▼
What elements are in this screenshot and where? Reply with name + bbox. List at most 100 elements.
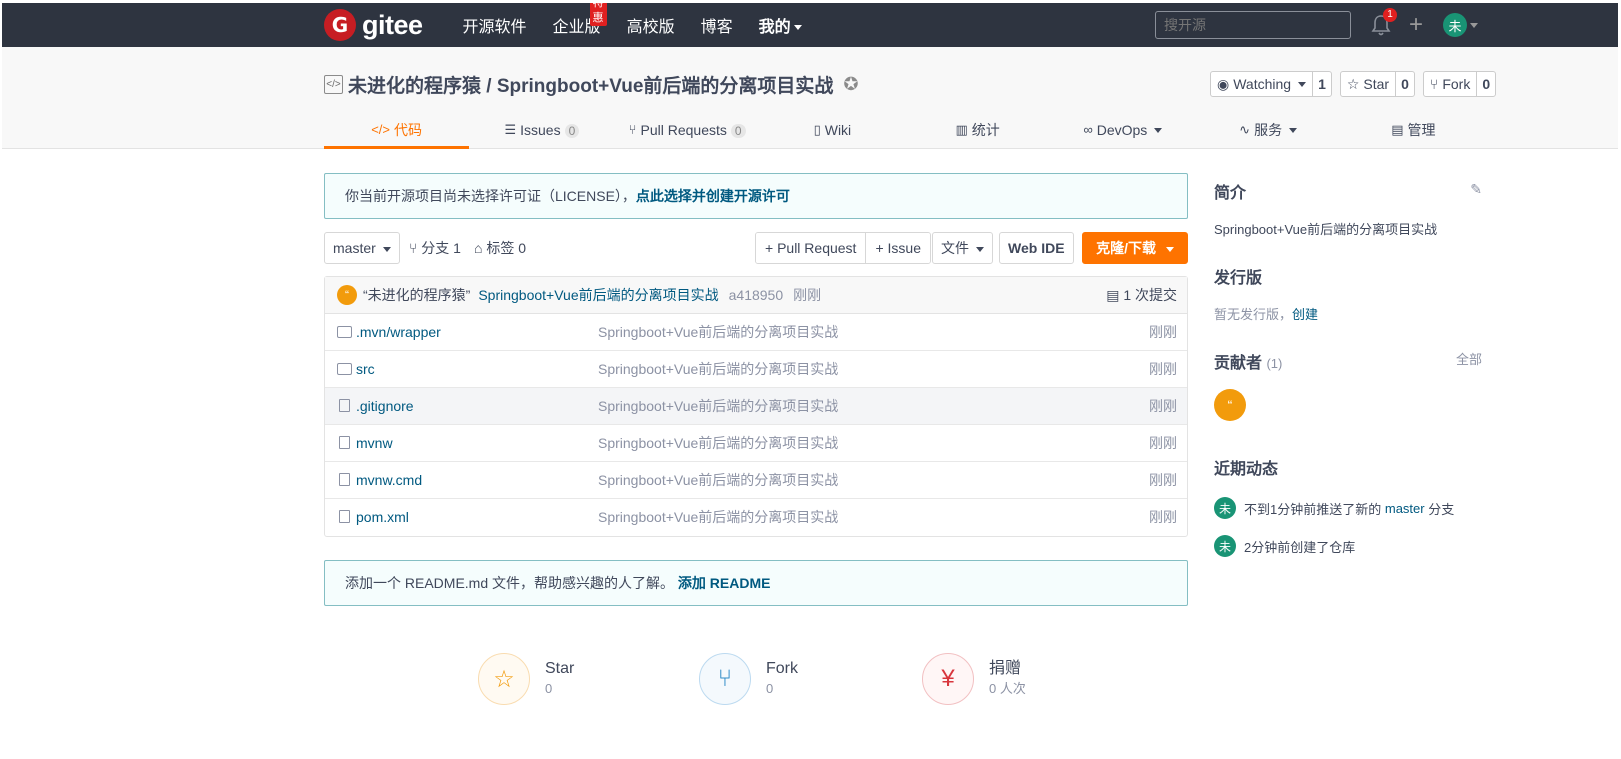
all-contributors-link[interactable]: 全部 xyxy=(1456,349,1482,368)
sidebar-activity: 近期动态 未 不到1分钟前推送了新的 master 分支 未 2分钟前创建了仓库 xyxy=(1214,455,1484,557)
commit-sha[interactable]: a418950 xyxy=(729,287,784,303)
infinity-icon: ∞ xyxy=(1083,122,1093,137)
file-name[interactable]: pom.xml xyxy=(356,499,409,536)
tab-stats[interactable]: ▥ 统计 xyxy=(905,115,1050,149)
nav-open-source[interactable]: 开源软件 xyxy=(463,13,527,37)
edit-icon[interactable]: ✎ xyxy=(1470,181,1482,198)
project-title: </> 未进化的程序猿 / Springboot+Vue前后端的分离项目实战 ✪ xyxy=(324,71,858,98)
file-name[interactable]: mvnw.cmd xyxy=(356,462,422,499)
last-commit-row: “ “未进化的程序猿” Springboot+Vue前后端的分离项目实战 a41… xyxy=(325,277,1187,314)
activity-avatar[interactable]: 未 xyxy=(1214,497,1236,519)
file-row[interactable]: .gitignore Springboot+Vue前后端的分离项目实战 刚刚 xyxy=(325,388,1187,425)
watching-button[interactable]: ◉ Watching 1 xyxy=(1210,71,1332,97)
file-row[interactable]: mvnw.cmd Springboot+Vue前后端的分离项目实战 刚刚 xyxy=(325,462,1187,499)
repo-tabs: </> 代码 ☰ Issues 0 ⑂ Pull Requests 0 ▯ Wiki ▥ 统计… xyxy=(324,115,1486,149)
create-release-link[interactable]: 创建 xyxy=(1292,307,1318,322)
star-count[interactable]: 0 xyxy=(1395,72,1414,96)
commit-author[interactable]: “未进化的程序猿” xyxy=(363,285,470,305)
tab-services-label: 服务 xyxy=(1254,122,1283,138)
file-time: 刚刚 xyxy=(1149,509,1177,525)
file-commit-message[interactable]: Springboot+Vue前后端的分离项目实战 xyxy=(598,462,838,499)
tab-code[interactable]: </> 代码 xyxy=(324,115,470,149)
file-name[interactable]: .gitignore xyxy=(356,388,414,425)
search-input[interactable] xyxy=(1155,11,1351,39)
user-menu-chevron-icon[interactable] xyxy=(1470,22,1479,28)
user-avatar[interactable]: 未 xyxy=(1443,13,1468,37)
watching-label: Watching xyxy=(1233,76,1292,92)
new-pull-request-button[interactable]: + Pull Request xyxy=(756,233,866,263)
file-menu-button[interactable]: 文件 xyxy=(932,232,993,264)
file-row[interactable]: mvnw Springboot+Vue前后端的分离项目实战 刚刚 xyxy=(325,425,1187,462)
activity-text-suffix: 分支 xyxy=(1428,501,1455,517)
commit-time: 刚刚 xyxy=(793,287,822,303)
clone-download-button[interactable]: 克隆/下载 xyxy=(1082,232,1188,264)
file-icon xyxy=(339,436,350,449)
chevron-down-icon xyxy=(1154,128,1163,133)
pulse-icon: ∿ xyxy=(1239,122,1251,137)
nav-enterprise[interactable]: 企业版 特惠 xyxy=(553,3,607,37)
star-button[interactable]: ☆ Star 0 xyxy=(1339,71,1415,97)
gitee-logo-text: gitee xyxy=(362,9,423,40)
tag-count[interactable]: ⌂ 标签 0 xyxy=(474,232,526,264)
repo-toolbar: master ⑂ 分支 1 ⌂ 标签 0 + Pull Request + Is… xyxy=(324,232,1188,264)
fork-icon: ⑂ xyxy=(1429,76,1439,92)
tab-services[interactable]: ∿ 服务 xyxy=(1196,115,1341,149)
tab-pull-requests-label: Pull Requests xyxy=(640,122,727,138)
tab-issues[interactable]: ☰ Issues 0 xyxy=(469,115,614,149)
file-row[interactable]: .mvn/wrapper Springboot+Vue前后端的分离项目实战 刚刚 xyxy=(325,314,1187,351)
file-name[interactable]: .mvn/wrapper xyxy=(356,314,441,351)
branch-icon: ⑂ xyxy=(409,240,418,256)
file-menu-label: 文件 xyxy=(941,240,969,256)
file-row[interactable]: pom.xml Springboot+Vue前后端的分离项目实战 刚刚 xyxy=(325,499,1187,536)
star-icon: ☆ xyxy=(478,653,530,705)
tab-devops-label: DevOps xyxy=(1096,122,1148,138)
nav-blog[interactable]: 博客 xyxy=(701,13,733,37)
fork-stat[interactable]: ⑂ Fork 0 xyxy=(699,653,798,705)
fork-count[interactable]: 0 xyxy=(1476,72,1495,96)
file-icon xyxy=(339,473,350,486)
activity-branch-link[interactable]: master xyxy=(1385,501,1425,516)
activity-avatar[interactable]: 未 xyxy=(1214,535,1236,557)
branch-select[interactable]: master xyxy=(324,232,400,264)
file-name[interactable]: mvnw xyxy=(356,425,393,462)
star-stat[interactable]: ☆ Star 0 xyxy=(478,653,574,705)
add-readme-link[interactable]: 添加 README xyxy=(678,575,771,591)
watching-count[interactable]: 1 xyxy=(1312,72,1331,96)
fork-label: Fork xyxy=(1442,76,1471,92)
commit-message[interactable]: Springboot+Vue前后端的分离项目实战 xyxy=(478,285,718,305)
file-commit-message[interactable]: Springboot+Vue前后端的分离项目实战 xyxy=(598,499,838,536)
donate-stat[interactable]: ¥ 捐赠 0 人次 xyxy=(922,653,1026,705)
commit-count[interactable]: ▤ 1 次提交 xyxy=(1106,277,1177,314)
fork-button[interactable]: ⑂ Fork 0 xyxy=(1422,71,1497,97)
nav-education[interactable]: 高校版 xyxy=(627,13,675,37)
donate-stat-value: 0 人次 xyxy=(989,681,1026,696)
clone-download-label: 克隆/下载 xyxy=(1096,240,1156,256)
gitee-logo[interactable]: G gitee xyxy=(324,9,423,41)
plus-icon[interactable]: + xyxy=(1409,13,1423,37)
tab-wiki[interactable]: ▯ Wiki xyxy=(760,115,905,149)
web-ide-button[interactable]: Web IDE xyxy=(999,232,1074,264)
file-commit-message[interactable]: Springboot+Vue前后端的分离项目实战 xyxy=(598,351,838,388)
eye-icon: ◉ xyxy=(1217,76,1230,92)
chevron-down-icon xyxy=(793,25,802,31)
nav-mine[interactable]: 我的 xyxy=(759,13,802,37)
star-icon: ☆ xyxy=(1346,76,1360,92)
create-license-link[interactable]: 点此选择并创建开源许可 xyxy=(636,188,790,204)
file-name[interactable]: src xyxy=(356,351,375,388)
new-issue-button[interactable]: + Issue xyxy=(865,233,930,263)
file-time: 刚刚 xyxy=(1149,398,1177,414)
branch-count[interactable]: ⑂ 分支 1 xyxy=(409,232,461,264)
file-commit-message[interactable]: Springboot+Vue前后端的分离项目实战 xyxy=(598,314,838,351)
tab-devops[interactable]: ∞ DevOps xyxy=(1050,115,1195,149)
contributor-avatar[interactable]: “ xyxy=(1214,389,1246,421)
file-row[interactable]: src Springboot+Vue前后端的分离项目实战 刚刚 xyxy=(325,351,1187,388)
readme-notice-text: 添加一个 README.md 文件，帮助感兴趣的人了解。 xyxy=(345,575,675,591)
file-commit-message[interactable]: Springboot+Vue前后端的分离项目实战 xyxy=(598,388,838,425)
file-commit-message[interactable]: Springboot+Vue前后端的分离项目实战 xyxy=(598,425,838,462)
tab-manage[interactable]: ▤ 管理 xyxy=(1341,115,1486,149)
commit-author-avatar[interactable]: “ xyxy=(337,285,357,305)
tab-pull-requests[interactable]: ⑂ Pull Requests 0 xyxy=(615,115,760,149)
project-title-text[interactable]: 未进化的程序猿 / Springboot+Vue前后端的分离项目实战 xyxy=(348,71,833,98)
gitee-logo-icon: G xyxy=(324,9,356,41)
notification-bell[interactable]: 1 xyxy=(1371,8,1397,36)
▲
**EXERCISE DIRECTIONS**
Return the lines in the records above exactly as they stand, running from the line that contains "all-contributors-link[interactable]: 全部 xyxy=(1456,349,1482,368)" down through the line that contains "repo-tabs: </> 代码", with both of those lines included.

**ANSWER IN FULL**
all-contributors-link[interactable]: 全部 xyxy=(1456,349,1482,368)
sidebar-activity: 近期动态 未 不到1分钟前推送了新的 master 分支 未 2分钟前创建了仓库 xyxy=(1214,455,1484,557)
commit-sha[interactable]: a418950 xyxy=(729,287,784,303)
infinity-icon: ∞ xyxy=(1083,122,1093,137)
file-name[interactable]: pom.xml xyxy=(356,499,409,536)
tab-stats[interactable]: ▥ 统计 xyxy=(905,115,1050,149)
nav-open-source[interactable]: 开源软件 xyxy=(463,13,527,37)
edit-icon[interactable]: ✎ xyxy=(1470,181,1482,198)
project-title: </> 未进化的程序猿 / Springboot+Vue前后端的分离项目实战 ✪ xyxy=(324,71,858,98)
file-name[interactable]: mvnw.cmd xyxy=(356,462,422,499)
last-commit-row: “ “未进化的程序猿” Springboot+Vue前后端的分离项目实战 a41… xyxy=(325,277,1187,314)
activity-avatar[interactable]: 未 xyxy=(1214,497,1236,519)
file-row[interactable]: .gitignore Springboot+Vue前后端的分离项目实战 刚刚 xyxy=(325,388,1187,425)
watching-button[interactable]: ◉ Watching 1 xyxy=(1210,71,1332,97)
file-row[interactable]: mvnw.cmd Springboot+Vue前后端的分离项目实战 刚刚 xyxy=(325,462,1187,499)
repo-tabs: </> 代码 ☰ Issues 0 ⑂ Pull Requests 0 ▯ Wiki ▥ 统计… xyxy=(324,115,1486,149)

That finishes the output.